** What to produce **
Without the pictures, copy all the entries below exactly.

begin Provided data

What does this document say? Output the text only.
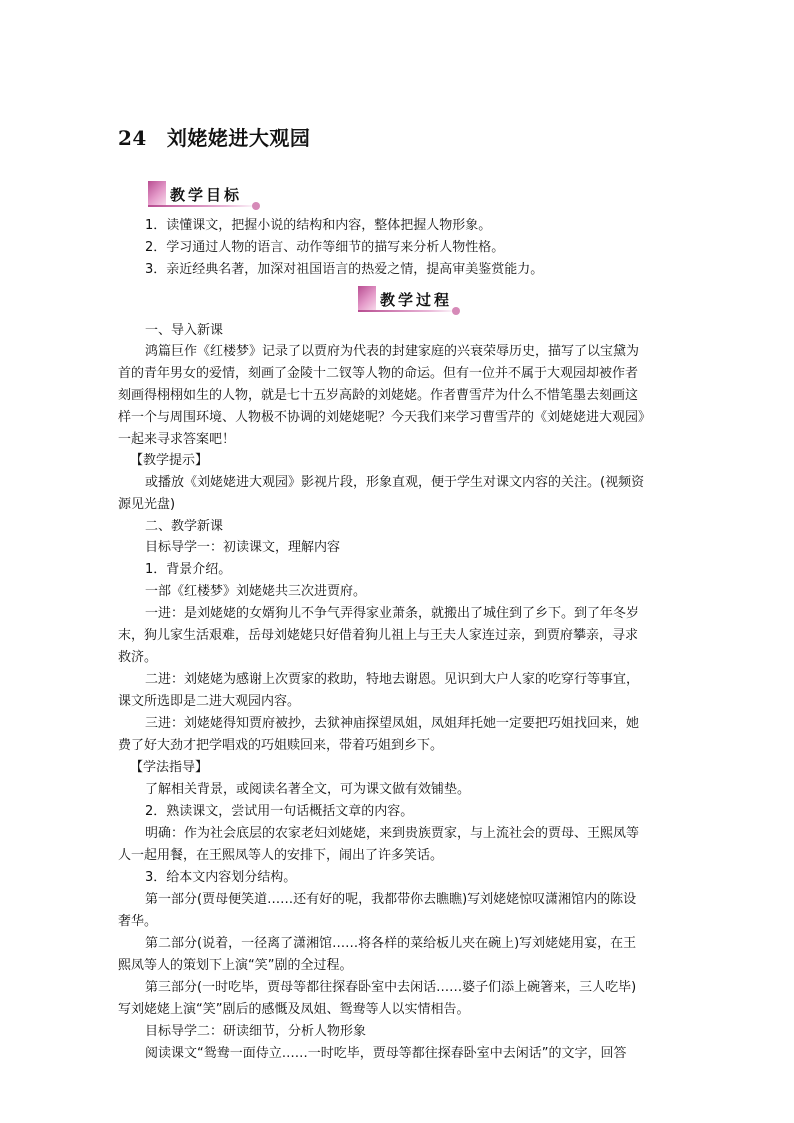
24 刘姥姥进大观园
教学目标
1．读懂课文，把握小说的结构和内容，整体把握人物形象。
2．学习通过人物的语言、动作等细节的描写来分析人物性格。
3．亲近经典名著，加深对祖国语言的热爱之情，提高审美鉴赏能力。
教学过程
一、导入新课
鸿篇巨作《红楼梦》记录了以贾府为代表的封建家庭的兴衰荣辱历史，描写了以宝黛为
首的青年男女的爱情，刻画了金陵十二钗等人物的命运。但有一位并不属于大观园却被作者
刻画得栩栩如生的人物，就是七十五岁高龄的刘姥姥。作者曹雪芹为什么不惜笔墨去刻画这
样一个与周围环境、人物极不协调的刘姥姥呢？今天我们来学习曹雪芹的《刘姥姥进大观园》
一起来寻求答案吧！
【教学提示】
或播放《刘姥姥进大观园》影视片段，形象直观，便于学生对课文内容的关注。(视频资
源见光盘)
二、教学新课
目标导学一：初读课文，理解内容
1．背景介绍。
一部《红楼梦》刘姥姥共三次进贾府。
一进：是刘姥姥的女婿狗儿不争气弄得家业萧条，就搬出了城住到了乡下。到了年冬岁
末，狗儿家生活艰难，岳母刘姥姥只好借着狗儿祖上与王夫人家连过亲，到贾府攀亲，寻求
救济。
二进：刘姥姥为感谢上次贾家的救助，特地去谢恩。见识到大户人家的吃穿行等事宜，
课文所选即是二进大观园内容。
三进：刘姥姥得知贾府被抄，去狱神庙探望凤姐，凤姐拜托她一定要把巧姐找回来，她
费了好大劲才把学唱戏的巧姐赎回来，带着巧姐到乡下。
【学法指导】
了解相关背景，或阅读名著全文，可为课文做有效铺垫。
2．熟读课文，尝试用一句话概括文章的内容。
明确：作为社会底层的农家老妇刘姥姥，来到贵族贾家，与上流社会的贾母、王熙凤等
人一起用餐，在王熙凤等人的安排下，闹出了许多笑话。
3．给本文内容划分结构。
第一部分(贾母便笑道……还有好的呢，我都带你去瞧瞧)写刘姥姥惊叹潇湘馆内的陈设
奢华。
第二部分(说着，一径离了潇湘馆……将各样的菜给板儿夹在碗上)写刘姥姥用宴，在王
熙凤等人的策划下上演“笑”剧的全过程。
第三部分(一时吃毕，贾母等都往探春卧室中去闲话……婆子们添上碗箸来，三人吃毕)
写刘姥姥上演“笑”剧后的感慨及凤姐、鸳鸯等人以实情相告。
目标导学二：研读细节，分析人物形象
阅读课文“鸳鸯一面侍立……一时吃毕，贾母等都往探春卧室中去闲话”的文字，回答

end Provided data

** Result of the exercise **
What does this document say? Output the text only.
24 刘姥姥进大观园
教学目标
1．读懂课文，把握小说的结构和内容，整体把握人物形象。
2．学习通过人物的语言、动作等细节的描写来分析人物性格。
3．亲近经典名著，加深对祖国语言的热爱之情，提高审美鉴赏能力。
教学过程
一、导入新课
鸿篇巨作《红楼梦》记录了以贾府为代表的封建家庭的兴衰荣辱历史，描写了以宝黛为
首的青年男女的爱情，刻画了金陵十二钗等人物的命运。但有一位并不属于大观园却被作者
刻画得栩栩如生的人物，就是七十五岁高龄的刘姥姥。作者曹雪芹为什么不惜笔墨去刻画这
样一个与周围环境、人物极不协调的刘姥姥呢？今天我们来学习曹雪芹的《刘姥姥进大观园》
一起来寻求答案吧！
【教学提示】
或播放《刘姥姥进大观园》影视片段，形象直观，便于学生对课文内容的关注。(视频资
源见光盘)
二、教学新课
目标导学一：初读课文，理解内容
1．背景介绍。
一部《红楼梦》刘姥姥共三次进贾府。
一进：是刘姥姥的女婿狗儿不争气弄得家业萧条，就搬出了城住到了乡下。到了年冬岁
末，狗儿家生活艰难，岳母刘姥姥只好借着狗儿祖上与王夫人家连过亲，到贾府攀亲，寻求
救济。
二进：刘姥姥为感谢上次贾家的救助，特地去谢恩。见识到大户人家的吃穿行等事宜，
课文所选即是二进大观园内容。
三进：刘姥姥得知贾府被抄，去狱神庙探望凤姐，凤姐拜托她一定要把巧姐找回来，她
费了好大劲才把学唱戏的巧姐赎回来，带着巧姐到乡下。
【学法指导】
了解相关背景，或阅读名著全文，可为课文做有效铺垫。
2．熟读课文，尝试用一句话概括文章的内容。
明确：作为社会底层的农家老妇刘姥姥，来到贵族贾家，与上流社会的贾母、王熙凤等
人一起用餐，在王熙凤等人的安排下，闹出了许多笑话。
3．给本文内容划分结构。
第一部分(贾母便笑道……还有好的呢，我都带你去瞧瞧)写刘姥姥惊叹潇湘馆内的陈设
奢华。
第二部分(说着，一径离了潇湘馆……将各样的菜给板儿夹在碗上)写刘姥姥用宴，在王
熙凤等人的策划下上演“笑”剧的全过程。
第三部分(一时吃毕，贾母等都往探春卧室中去闲话……婆子们添上碗箸来，三人吃毕)
写刘姥姥上演“笑”剧后的感慨及凤姐、鸳鸯等人以实情相告。
目标导学二：研读细节，分析人物形象
阅读课文“鸳鸯一面侍立……一时吃毕，贾母等都往探春卧室中去闲话”的文字，回答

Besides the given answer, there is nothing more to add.